▸ **BRIEF**
Return the lines below that carry the word "Walagwaor".

▸ **DATA EXCERPTS**
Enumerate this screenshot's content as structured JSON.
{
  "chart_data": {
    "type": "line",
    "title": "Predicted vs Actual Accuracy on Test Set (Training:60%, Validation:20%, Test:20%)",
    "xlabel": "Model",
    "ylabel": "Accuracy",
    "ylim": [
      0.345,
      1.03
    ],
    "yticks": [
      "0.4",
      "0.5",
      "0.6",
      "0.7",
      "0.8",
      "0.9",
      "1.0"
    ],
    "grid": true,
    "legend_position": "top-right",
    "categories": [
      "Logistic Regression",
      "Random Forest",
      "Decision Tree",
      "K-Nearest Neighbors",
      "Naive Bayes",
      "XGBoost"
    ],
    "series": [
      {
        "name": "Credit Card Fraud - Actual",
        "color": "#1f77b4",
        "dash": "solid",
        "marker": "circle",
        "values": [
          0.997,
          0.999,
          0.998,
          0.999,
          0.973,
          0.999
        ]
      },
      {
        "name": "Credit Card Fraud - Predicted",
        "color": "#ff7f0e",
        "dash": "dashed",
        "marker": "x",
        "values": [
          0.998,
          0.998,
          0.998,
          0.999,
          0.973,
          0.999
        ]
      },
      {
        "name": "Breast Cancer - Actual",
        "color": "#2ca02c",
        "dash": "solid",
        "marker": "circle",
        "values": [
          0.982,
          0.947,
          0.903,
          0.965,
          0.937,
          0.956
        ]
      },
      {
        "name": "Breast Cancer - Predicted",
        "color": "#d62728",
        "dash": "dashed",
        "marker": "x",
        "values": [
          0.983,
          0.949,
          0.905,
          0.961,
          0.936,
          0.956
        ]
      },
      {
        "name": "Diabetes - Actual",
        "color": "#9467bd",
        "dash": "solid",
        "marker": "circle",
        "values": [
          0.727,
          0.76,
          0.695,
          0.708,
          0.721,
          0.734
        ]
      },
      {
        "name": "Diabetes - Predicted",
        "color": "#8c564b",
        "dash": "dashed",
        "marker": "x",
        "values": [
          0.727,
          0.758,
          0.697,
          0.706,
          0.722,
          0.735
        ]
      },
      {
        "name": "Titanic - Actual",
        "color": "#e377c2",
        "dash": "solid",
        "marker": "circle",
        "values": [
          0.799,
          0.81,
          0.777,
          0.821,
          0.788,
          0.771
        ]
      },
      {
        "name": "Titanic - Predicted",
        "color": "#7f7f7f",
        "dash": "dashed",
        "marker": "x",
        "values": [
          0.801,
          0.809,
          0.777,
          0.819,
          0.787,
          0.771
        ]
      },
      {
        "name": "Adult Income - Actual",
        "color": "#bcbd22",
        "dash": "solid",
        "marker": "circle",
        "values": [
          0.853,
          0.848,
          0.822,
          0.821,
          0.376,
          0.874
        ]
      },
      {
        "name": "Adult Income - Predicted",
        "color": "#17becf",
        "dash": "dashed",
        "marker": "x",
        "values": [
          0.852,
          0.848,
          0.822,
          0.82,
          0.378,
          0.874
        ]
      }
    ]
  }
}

* * *

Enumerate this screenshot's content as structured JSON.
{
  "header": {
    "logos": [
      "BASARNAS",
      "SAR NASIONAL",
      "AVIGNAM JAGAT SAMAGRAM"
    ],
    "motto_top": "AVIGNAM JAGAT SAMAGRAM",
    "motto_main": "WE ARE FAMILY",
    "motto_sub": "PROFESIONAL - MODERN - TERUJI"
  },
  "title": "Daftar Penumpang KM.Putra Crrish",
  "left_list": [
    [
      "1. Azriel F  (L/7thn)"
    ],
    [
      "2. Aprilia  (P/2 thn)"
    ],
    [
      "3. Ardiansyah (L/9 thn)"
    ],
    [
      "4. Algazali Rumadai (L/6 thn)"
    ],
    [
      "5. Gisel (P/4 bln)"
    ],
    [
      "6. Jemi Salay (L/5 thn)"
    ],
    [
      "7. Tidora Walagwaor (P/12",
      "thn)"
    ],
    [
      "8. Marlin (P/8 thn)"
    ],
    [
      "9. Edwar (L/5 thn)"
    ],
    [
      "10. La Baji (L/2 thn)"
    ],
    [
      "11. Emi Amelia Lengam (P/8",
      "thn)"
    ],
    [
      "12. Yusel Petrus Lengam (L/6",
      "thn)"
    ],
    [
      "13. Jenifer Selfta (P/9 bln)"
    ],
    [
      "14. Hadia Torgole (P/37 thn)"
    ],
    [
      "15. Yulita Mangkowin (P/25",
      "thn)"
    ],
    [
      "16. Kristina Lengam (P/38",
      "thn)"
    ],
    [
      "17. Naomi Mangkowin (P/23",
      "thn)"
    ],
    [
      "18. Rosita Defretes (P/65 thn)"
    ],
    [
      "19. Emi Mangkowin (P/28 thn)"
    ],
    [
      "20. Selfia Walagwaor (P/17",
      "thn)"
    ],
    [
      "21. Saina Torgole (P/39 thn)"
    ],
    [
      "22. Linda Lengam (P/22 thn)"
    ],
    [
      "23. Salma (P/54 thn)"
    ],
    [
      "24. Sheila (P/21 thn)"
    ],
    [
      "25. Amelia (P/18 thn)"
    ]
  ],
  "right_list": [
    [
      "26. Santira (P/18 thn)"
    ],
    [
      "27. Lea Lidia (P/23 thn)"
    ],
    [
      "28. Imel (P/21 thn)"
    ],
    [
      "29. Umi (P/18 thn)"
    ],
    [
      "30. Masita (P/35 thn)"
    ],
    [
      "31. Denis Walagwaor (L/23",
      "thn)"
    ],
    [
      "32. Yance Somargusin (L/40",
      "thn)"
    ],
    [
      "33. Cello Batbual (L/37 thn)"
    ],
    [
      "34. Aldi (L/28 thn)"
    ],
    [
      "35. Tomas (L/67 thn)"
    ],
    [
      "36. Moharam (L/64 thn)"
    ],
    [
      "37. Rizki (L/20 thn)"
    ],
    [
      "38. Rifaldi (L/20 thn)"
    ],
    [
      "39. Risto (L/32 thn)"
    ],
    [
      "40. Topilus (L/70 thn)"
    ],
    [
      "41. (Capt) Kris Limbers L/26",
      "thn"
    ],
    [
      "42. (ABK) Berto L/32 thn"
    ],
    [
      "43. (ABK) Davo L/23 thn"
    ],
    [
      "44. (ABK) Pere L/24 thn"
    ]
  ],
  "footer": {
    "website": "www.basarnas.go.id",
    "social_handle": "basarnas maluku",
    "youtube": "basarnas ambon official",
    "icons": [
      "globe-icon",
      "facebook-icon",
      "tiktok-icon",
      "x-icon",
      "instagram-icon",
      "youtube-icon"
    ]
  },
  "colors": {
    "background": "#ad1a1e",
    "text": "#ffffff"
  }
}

▸ **EXERCISE OUTPUT**
      "7. Tidora Walagwaor (P/12",
      "20. Selfia Walagwaor (P/17",
      "31. Denis Walagwaor (L/23",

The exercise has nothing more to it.